• _GOAL_
Restate all of the entries exactly, dropping any pictures they hold.

- - - - - - -

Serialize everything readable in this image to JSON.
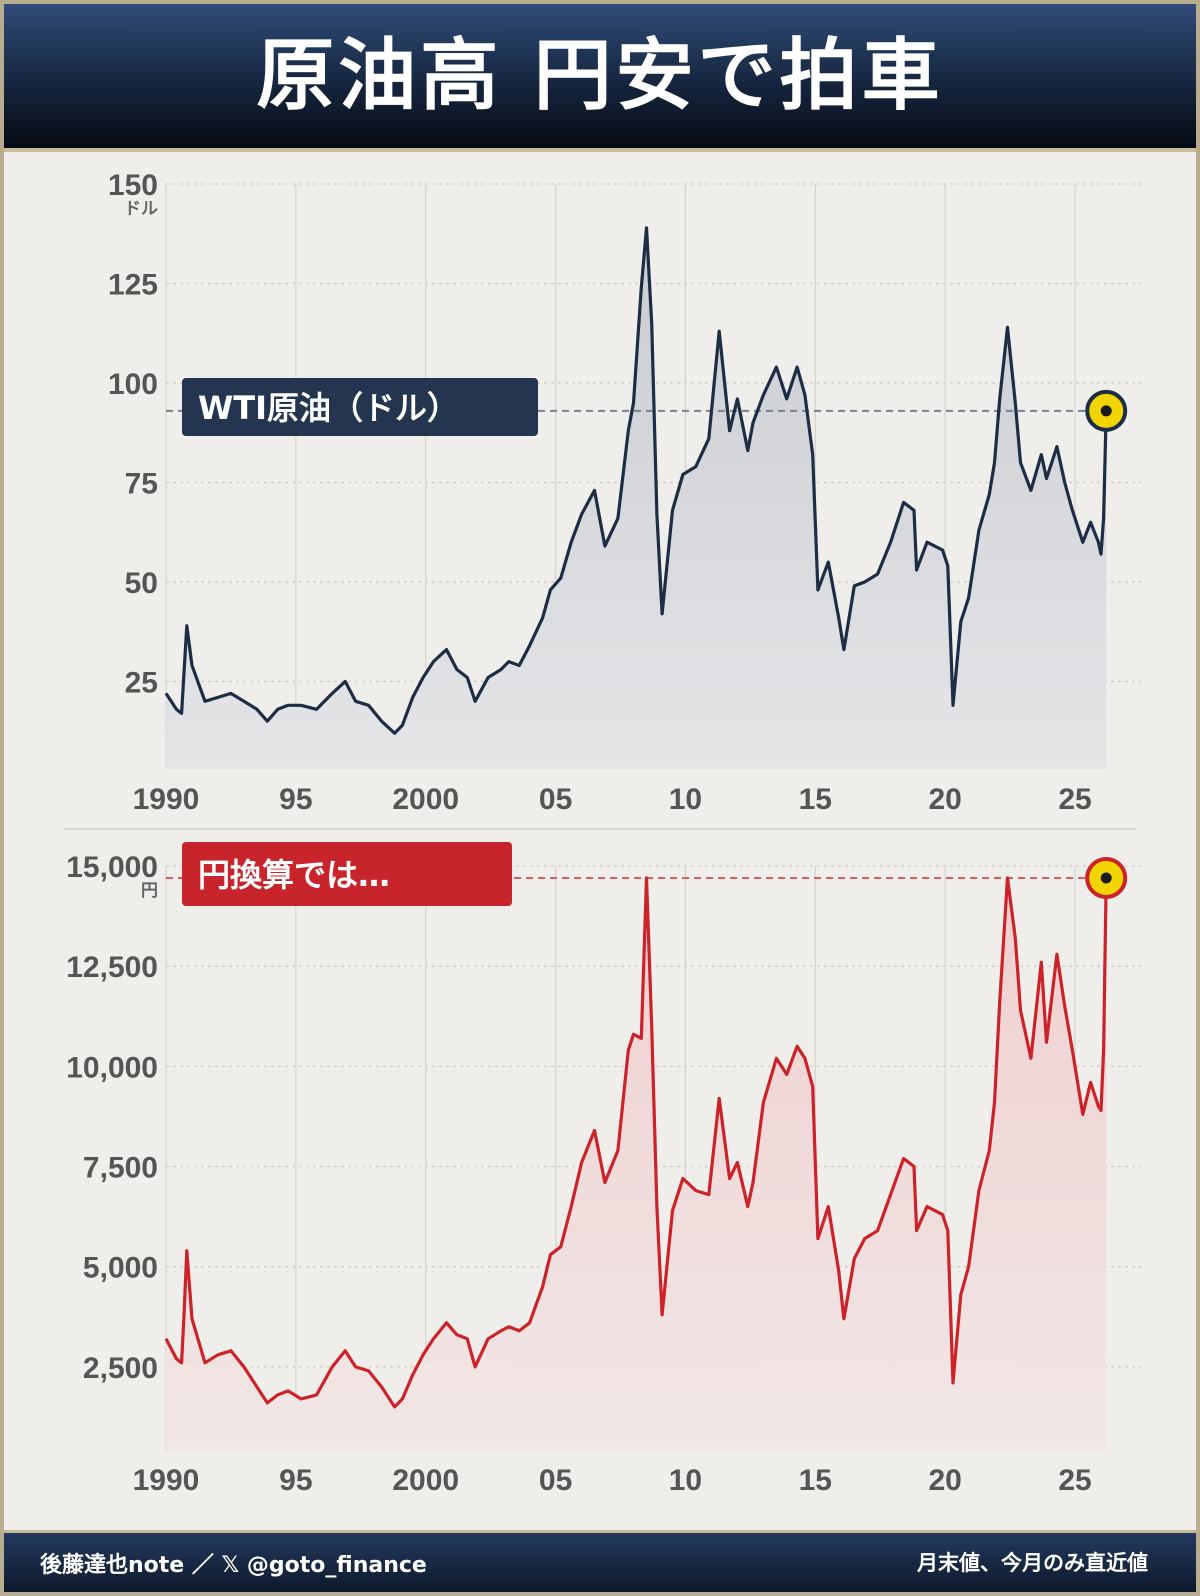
{
  "header": {
    "title": "原油高 円安で拍車"
  },
  "footer": {
    "credit": "後藤達也note ／ 𝕏 @goto_finance",
    "note": "月末値、今月のみ直近値"
  },
  "colors": {
    "background": "#efeeea",
    "header_navy": "#16263f",
    "wti_line": "#1c2d45",
    "yen_line": "#cc2229",
    "marker_fill": "#f2d400"
  },
  "chart_data": [
    {
      "type": "area",
      "label": "WTI原油（ドル）",
      "unit": "ドル",
      "x_tick_labels": [
        "1990",
        "95",
        "2000",
        "05",
        "10",
        "15",
        "20",
        "25"
      ],
      "x_tick_values": [
        1990,
        1995,
        2000,
        2005,
        2010,
        2015,
        2020,
        2025
      ],
      "y_tick_labels": [
        "150",
        "125",
        "100",
        "75",
        "50",
        "25"
      ],
      "y_tick_values": [
        150,
        125,
        100,
        75,
        50,
        25
      ],
      "ylim": [
        3,
        150
      ],
      "xlim": [
        1990,
        2026.5
      ],
      "grid": true,
      "current_marker": {
        "x": 2026.2,
        "y": 93
      },
      "reference_line": 93,
      "series": [
        {
          "x": [
            1990.0,
            1990.4,
            1990.6,
            1990.7,
            1990.8,
            1991.0,
            1991.5,
            1992.0,
            1992.5,
            1993.0,
            1993.5,
            1993.9,
            1994.3,
            1994.7,
            1995.2,
            1995.8,
            1996.4,
            1996.9,
            1997.3,
            1997.8,
            1998.3,
            1998.8,
            1999.1,
            1999.5,
            1999.9,
            2000.3,
            2000.8,
            2001.2,
            2001.6,
            2001.9,
            2002.4,
            2002.9,
            2003.2,
            2003.6,
            2004.0,
            2004.5,
            2004.8,
            2005.2,
            2005.6,
            2006.0,
            2006.5,
            2006.9,
            2007.4,
            2007.8,
            2008.0,
            2008.3,
            2008.5,
            2008.7,
            2008.9,
            2009.1,
            2009.5,
            2009.9,
            2010.4,
            2010.9,
            2011.3,
            2011.7,
            2012.0,
            2012.4,
            2012.6,
            2013.0,
            2013.5,
            2013.9,
            2014.3,
            2014.6,
            2014.9,
            2015.1,
            2015.5,
            2015.9,
            2016.1,
            2016.5,
            2016.9,
            2017.4,
            2017.9,
            2018.4,
            2018.8,
            2018.9,
            2019.3,
            2019.9,
            2020.1,
            2020.3,
            2020.6,
            2020.9,
            2021.3,
            2021.7,
            2021.9,
            2022.1,
            2022.4,
            2022.7,
            2022.9,
            2023.3,
            2023.7,
            2023.9,
            2024.3,
            2024.6,
            2024.9,
            2025.3,
            2025.6,
            2025.9,
            2026.0,
            2026.1,
            2026.2
          ],
          "y": [
            22,
            18,
            17,
            28,
            39,
            29,
            20,
            21,
            22,
            20,
            18,
            15,
            18,
            19,
            19,
            18,
            22,
            25,
            20,
            19,
            15,
            12,
            14,
            21,
            26,
            30,
            33,
            28,
            26,
            20,
            26,
            28,
            30,
            29,
            34,
            41,
            48,
            51,
            60,
            67,
            73,
            59,
            66,
            88,
            95,
            124,
            139,
            115,
            67,
            42,
            68,
            77,
            79,
            86,
            113,
            88,
            96,
            83,
            90,
            97,
            104,
            96,
            104,
            97,
            82,
            48,
            55,
            41,
            33,
            49,
            50,
            52,
            60,
            70,
            68,
            53,
            60,
            58,
            54,
            19,
            40,
            46,
            63,
            72,
            80,
            96,
            114,
            95,
            80,
            73,
            82,
            76,
            84,
            75,
            68,
            60,
            65,
            60,
            57,
            66,
            93
          ]
        }
      ]
    },
    {
      "type": "area",
      "label": "円換算では…",
      "unit": "円",
      "x_tick_labels": [
        "1990",
        "95",
        "2000",
        "05",
        "10",
        "15",
        "20",
        "25"
      ],
      "x_tick_values": [
        1990,
        1995,
        2000,
        2005,
        2010,
        2015,
        2020,
        2025
      ],
      "y_tick_labels": [
        "15,000",
        "12,500",
        "10,000",
        "7,500",
        "5,000",
        "2,500"
      ],
      "y_tick_values": [
        15000,
        12500,
        10000,
        7500,
        5000,
        2500
      ],
      "ylim": [
        400,
        15000
      ],
      "xlim": [
        1990,
        2026.5
      ],
      "grid": true,
      "current_marker": {
        "x": 2026.2,
        "y": 14700
      },
      "reference_line": 14700,
      "series": [
        {
          "x": [
            1990.0,
            1990.4,
            1990.6,
            1990.7,
            1990.8,
            1991.0,
            1991.5,
            1992.0,
            1992.5,
            1993.0,
            1993.5,
            1993.9,
            1994.3,
            1994.7,
            1995.2,
            1995.8,
            1996.4,
            1996.9,
            1997.3,
            1997.8,
            1998.3,
            1998.8,
            1999.1,
            1999.5,
            1999.9,
            2000.3,
            2000.8,
            2001.2,
            2001.6,
            2001.9,
            2002.4,
            2002.9,
            2003.2,
            2003.6,
            2004.0,
            2004.5,
            2004.8,
            2005.2,
            2005.6,
            2006.0,
            2006.5,
            2006.9,
            2007.4,
            2007.8,
            2008.0,
            2008.3,
            2008.5,
            2008.7,
            2008.9,
            2009.1,
            2009.5,
            2009.9,
            2010.4,
            2010.9,
            2011.3,
            2011.7,
            2012.0,
            2012.4,
            2012.6,
            2013.0,
            2013.5,
            2013.9,
            2014.3,
            2014.6,
            2014.9,
            2015.1,
            2015.5,
            2015.9,
            2016.1,
            2016.5,
            2016.9,
            2017.4,
            2017.9,
            2018.4,
            2018.8,
            2018.9,
            2019.3,
            2019.9,
            2020.1,
            2020.3,
            2020.6,
            2020.9,
            2021.3,
            2021.7,
            2021.9,
            2022.1,
            2022.4,
            2022.7,
            2022.9,
            2023.3,
            2023.7,
            2023.9,
            2024.3,
            2024.6,
            2024.9,
            2025.3,
            2025.6,
            2025.9,
            2026.0,
            2026.1,
            2026.2
          ],
          "y": [
            3200,
            2700,
            2600,
            3900,
            5400,
            3700,
            2600,
            2800,
            2900,
            2500,
            2000,
            1600,
            1800,
            1900,
            1700,
            1800,
            2500,
            2900,
            2500,
            2400,
            2000,
            1500,
            1700,
            2300,
            2800,
            3200,
            3600,
            3300,
            3200,
            2500,
            3200,
            3400,
            3500,
            3400,
            3600,
            4500,
            5300,
            5500,
            6500,
            7600,
            8400,
            7100,
            7900,
            10400,
            10800,
            10700,
            14700,
            11000,
            6500,
            3800,
            6400,
            7200,
            6900,
            6800,
            9200,
            7200,
            7600,
            6500,
            7100,
            9100,
            10200,
            9800,
            10500,
            10200,
            9500,
            5700,
            6500,
            4900,
            3700,
            5200,
            5700,
            5900,
            6800,
            7700,
            7500,
            5900,
            6500,
            6300,
            5900,
            2100,
            4300,
            5000,
            6900,
            7900,
            9100,
            11600,
            14700,
            13200,
            11400,
            10200,
            12600,
            10600,
            12800,
            11500,
            10400,
            8800,
            9600,
            9000,
            8900,
            10400,
            14700
          ]
        }
      ]
    }
  ]
}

- - - - - - -

• _RESULT_
Serialize everything readable in this image to JSON.
{
  "header": {
    "title": "原油高 円安で拍車"
  },
  "footer": {
    "credit": "後藤達也note ／ 𝕏 @goto_finance",
    "note": "月末値、今月のみ直近値"
  },
  "colors": {
    "background": "#efeeea",
    "header_navy": "#16263f",
    "wti_line": "#1c2d45",
    "yen_line": "#cc2229",
    "marker_fill": "#f2d400"
  },
  "chart_data": [
    {
      "type": "area",
      "label": "WTI原油（ドル）",
      "unit": "ドル",
      "x_tick_labels": [
        "1990",
        "95",
        "2000",
        "05",
        "10",
        "15",
        "20",
        "25"
      ],
      "x_tick_values": [
        1990,
        1995,
        2000,
        2005,
        2010,
        2015,
        2020,
        2025
      ],
      "y_tick_labels": [
        "150",
        "125",
        "100",
        "75",
        "50",
        "25"
      ],
      "y_tick_values": [
        150,
        125,
        100,
        75,
        50,
        25
      ],
      "ylim": [
        3,
        150
      ],
      "xlim": [
        1990,
        2026.5
      ],
      "grid": true,
      "current_marker": {
        "x": 2026.2,
        "y": 93
      },
      "reference_line": 93,
      "series": [
        {
          "x": [
            1990.0,
            1990.4,
            1990.6,
            1990.7,
            1990.8,
            1991.0,
            1991.5,
            1992.0,
            1992.5,
            1993.0,
            1993.5,
            1993.9,
            1994.3,
            1994.7,
            1995.2,
            1995.8,
            1996.4,
            1996.9,
            1997.3,
            1997.8,
            1998.3,
            1998.8,
            1999.1,
            1999.5,
            1999.9,
            2000.3,
            2000.8,
            2001.2,
            2001.6,
            2001.9,
            2002.4,
            2002.9,
            2003.2,
            2003.6,
            2004.0,
            2004.5,
            2004.8,
            2005.2,
            2005.6,
            2006.0,
            2006.5,
            2006.9,
            2007.4,
            2007.8,
            2008.0,
            2008.3,
            2008.5,
            2008.7,
            2008.9,
            2009.1,
            2009.5,
            2009.9,
            2010.4,
            2010.9,
            2011.3,
            2011.7,
            2012.0,
            2012.4,
            2012.6,
            2013.0,
            2013.5,
            2013.9,
            2014.3,
            2014.6,
            2014.9,
            2015.1,
            2015.5,
            2015.9,
            2016.1,
            2016.5,
            2016.9,
            2017.4,
            2017.9,
            2018.4,
            2018.8,
            2018.9,
            2019.3,
            2019.9,
            2020.1,
            2020.3,
            2020.6,
            2020.9,
            2021.3,
            2021.7,
            2021.9,
            2022.1,
            2022.4,
            2022.7,
            2022.9,
            2023.3,
            2023.7,
            2023.9,
            2024.3,
            2024.6,
            2024.9,
            2025.3,
            2025.6,
            2025.9,
            2026.0,
            2026.1,
            2026.2
          ],
          "y": [
            22,
            18,
            17,
            28,
            39,
            29,
            20,
            21,
            22,
            20,
            18,
            15,
            18,
            19,
            19,
            18,
            22,
            25,
            20,
            19,
            15,
            12,
            14,
            21,
            26,
            30,
            33,
            28,
            26,
            20,
            26,
            28,
            30,
            29,
            34,
            41,
            48,
            51,
            60,
            67,
            73,
            59,
            66,
            88,
            95,
            124,
            139,
            115,
            67,
            42,
            68,
            77,
            79,
            86,
            113,
            88,
            96,
            83,
            90,
            97,
            104,
            96,
            104,
            97,
            82,
            48,
            55,
            41,
            33,
            49,
            50,
            52,
            60,
            70,
            68,
            53,
            60,
            58,
            54,
            19,
            40,
            46,
            63,
            72,
            80,
            96,
            114,
            95,
            80,
            73,
            82,
            76,
            84,
            75,
            68,
            60,
            65,
            60,
            57,
            66,
            93
          ]
        }
      ]
    },
    {
      "type": "area",
      "label": "円換算では…",
      "unit": "円",
      "x_tick_labels": [
        "1990",
        "95",
        "2000",
        "05",
        "10",
        "15",
        "20",
        "25"
      ],
      "x_tick_values": [
        1990,
        1995,
        2000,
        2005,
        2010,
        2015,
        2020,
        2025
      ],
      "y_tick_labels": [
        "15,000",
        "12,500",
        "10,000",
        "7,500",
        "5,000",
        "2,500"
      ],
      "y_tick_values": [
        15000,
        12500,
        10000,
        7500,
        5000,
        2500
      ],
      "ylim": [
        400,
        15000
      ],
      "xlim": [
        1990,
        2026.5
      ],
      "grid": true,
      "current_marker": {
        "x": 2026.2,
        "y": 14700
      },
      "reference_line": 14700,
      "series": [
        {
          "x": [
            1990.0,
            1990.4,
            1990.6,
            1990.7,
            1990.8,
            1991.0,
            1991.5,
            1992.0,
            1992.5,
            1993.0,
            1993.5,
            1993.9,
            1994.3,
            1994.7,
            1995.2,
            1995.8,
            1996.4,
            1996.9,
            1997.3,
            1997.8,
            1998.3,
            1998.8,
            1999.1,
            1999.5,
            1999.9,
            2000.3,
            2000.8,
            2001.2,
            2001.6,
            2001.9,
            2002.4,
            2002.9,
            2003.2,
            2003.6,
            2004.0,
            2004.5,
            2004.8,
            2005.2,
            2005.6,
            2006.0,
            2006.5,
            2006.9,
            2007.4,
            2007.8,
            2008.0,
            2008.3,
            2008.5,
            2008.7,
            2008.9,
            2009.1,
            2009.5,
            2009.9,
            2010.4,
            2010.9,
            2011.3,
            2011.7,
            2012.0,
            2012.4,
            2012.6,
            2013.0,
            2013.5,
            2013.9,
            2014.3,
            2014.6,
            2014.9,
            2015.1,
            2015.5,
            2015.9,
            2016.1,
            2016.5,
            2016.9,
            2017.4,
            2017.9,
            2018.4,
            2018.8,
            2018.9,
            2019.3,
            2019.9,
            2020.1,
            2020.3,
            2020.6,
            2020.9,
            2021.3,
            2021.7,
            2021.9,
            2022.1,
            2022.4,
            2022.7,
            2022.9,
            2023.3,
            2023.7,
            2023.9,
            2024.3,
            2024.6,
            2024.9,
            2025.3,
            2025.6,
            2025.9,
            2026.0,
            2026.1,
            2026.2
          ],
          "y": [
            3200,
            2700,
            2600,
            3900,
            5400,
            3700,
            2600,
            2800,
            2900,
            2500,
            2000,
            1600,
            1800,
            1900,
            1700,
            1800,
            2500,
            2900,
            2500,
            2400,
            2000,
            1500,
            1700,
            2300,
            2800,
            3200,
            3600,
            3300,
            3200,
            2500,
            3200,
            3400,
            3500,
            3400,
            3600,
            4500,
            5300,
            5500,
            6500,
            7600,
            8400,
            7100,
            7900,
            10400,
            10800,
            10700,
            14700,
            11000,
            6500,
            3800,
            6400,
            7200,
            6900,
            6800,
            9200,
            7200,
            7600,
            6500,
            7100,
            9100,
            10200,
            9800,
            10500,
            10200,
            9500,
            5700,
            6500,
            4900,
            3700,
            5200,
            5700,
            5900,
            6800,
            7700,
            7500,
            5900,
            6500,
            6300,
            5900,
            2100,
            4300,
            5000,
            6900,
            7900,
            9100,
            11600,
            14700,
            13200,
            11400,
            10200,
            12600,
            10600,
            12800,
            11500,
            10400,
            8800,
            9600,
            9000,
            8900,
            10400,
            14700
          ]
        }
      ]
    }
  ]
}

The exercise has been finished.